What is needed →
Give a verbatim quotation of every record.

Stored data entries:
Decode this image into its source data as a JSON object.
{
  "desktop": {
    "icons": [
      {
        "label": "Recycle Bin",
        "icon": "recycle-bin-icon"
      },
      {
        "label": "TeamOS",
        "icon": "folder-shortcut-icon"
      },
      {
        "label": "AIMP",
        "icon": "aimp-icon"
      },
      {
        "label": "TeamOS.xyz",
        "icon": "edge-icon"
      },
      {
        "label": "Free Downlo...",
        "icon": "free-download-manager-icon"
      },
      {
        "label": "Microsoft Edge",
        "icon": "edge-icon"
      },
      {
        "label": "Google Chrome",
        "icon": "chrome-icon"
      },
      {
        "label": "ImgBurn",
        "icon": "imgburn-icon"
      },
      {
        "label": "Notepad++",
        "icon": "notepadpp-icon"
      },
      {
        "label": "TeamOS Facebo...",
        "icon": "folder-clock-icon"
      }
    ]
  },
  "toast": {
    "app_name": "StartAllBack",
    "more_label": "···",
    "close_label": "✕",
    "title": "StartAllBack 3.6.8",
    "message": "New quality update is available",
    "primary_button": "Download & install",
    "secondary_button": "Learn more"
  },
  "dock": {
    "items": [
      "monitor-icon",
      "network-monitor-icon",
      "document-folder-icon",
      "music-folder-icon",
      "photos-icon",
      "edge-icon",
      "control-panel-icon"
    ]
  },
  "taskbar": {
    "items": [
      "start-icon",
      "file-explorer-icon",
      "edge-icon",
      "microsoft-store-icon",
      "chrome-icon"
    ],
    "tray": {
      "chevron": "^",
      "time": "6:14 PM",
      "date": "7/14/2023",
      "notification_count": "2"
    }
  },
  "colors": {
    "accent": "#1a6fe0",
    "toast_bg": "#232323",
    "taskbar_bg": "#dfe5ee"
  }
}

Result for this task →
Decode this image into its source data as a JSON object.
{
  "desktop": {
    "icons": [
      {
        "label": "Recycle Bin",
        "icon": "recycle-bin-icon"
      },
      {
        "label": "TeamOS",
        "icon": "folder-shortcut-icon"
      },
      {
        "label": "AIMP",
        "icon": "aimp-icon"
      },
      {
        "label": "TeamOS.xyz",
        "icon": "edge-icon"
      },
      {
        "label": "Free Downlo...",
        "icon": "free-download-manager-icon"
      },
      {
        "label": "Microsoft Edge",
        "icon": "edge-icon"
      },
      {
        "label": "Google Chrome",
        "icon": "chrome-icon"
      },
      {
        "label": "ImgBurn",
        "icon": "imgburn-icon"
      },
      {
        "label": "Notepad++",
        "icon": "notepadpp-icon"
      },
      {
        "label": "TeamOS Facebo...",
        "icon": "folder-clock-icon"
      }
    ]
  },
  "toast": {
    "app_name": "StartAllBack",
    "more_label": "···",
    "close_label": "✕",
    "title": "StartAllBack 3.6.8",
    "message": "New quality update is available",
    "primary_button": "Download & install",
    "secondary_button": "Learn more"
  },
  "dock": {
    "items": [
      "monitor-icon",
      "network-monitor-icon",
      "document-folder-icon",
      "music-folder-icon",
      "photos-icon",
      "edge-icon",
      "control-panel-icon"
    ]
  },
  "taskbar": {
    "items": [
      "start-icon",
      "file-explorer-icon",
      "edge-icon",
      "microsoft-store-icon",
      "chrome-icon"
    ],
    "tray": {
      "chevron": "^",
      "time": "6:14 PM",
      "date": "7/14/2023",
      "notification_count": "2"
    }
  },
  "colors": {
    "accent": "#1a6fe0",
    "toast_bg": "#232323",
    "taskbar_bg": "#dfe5ee"
  }
}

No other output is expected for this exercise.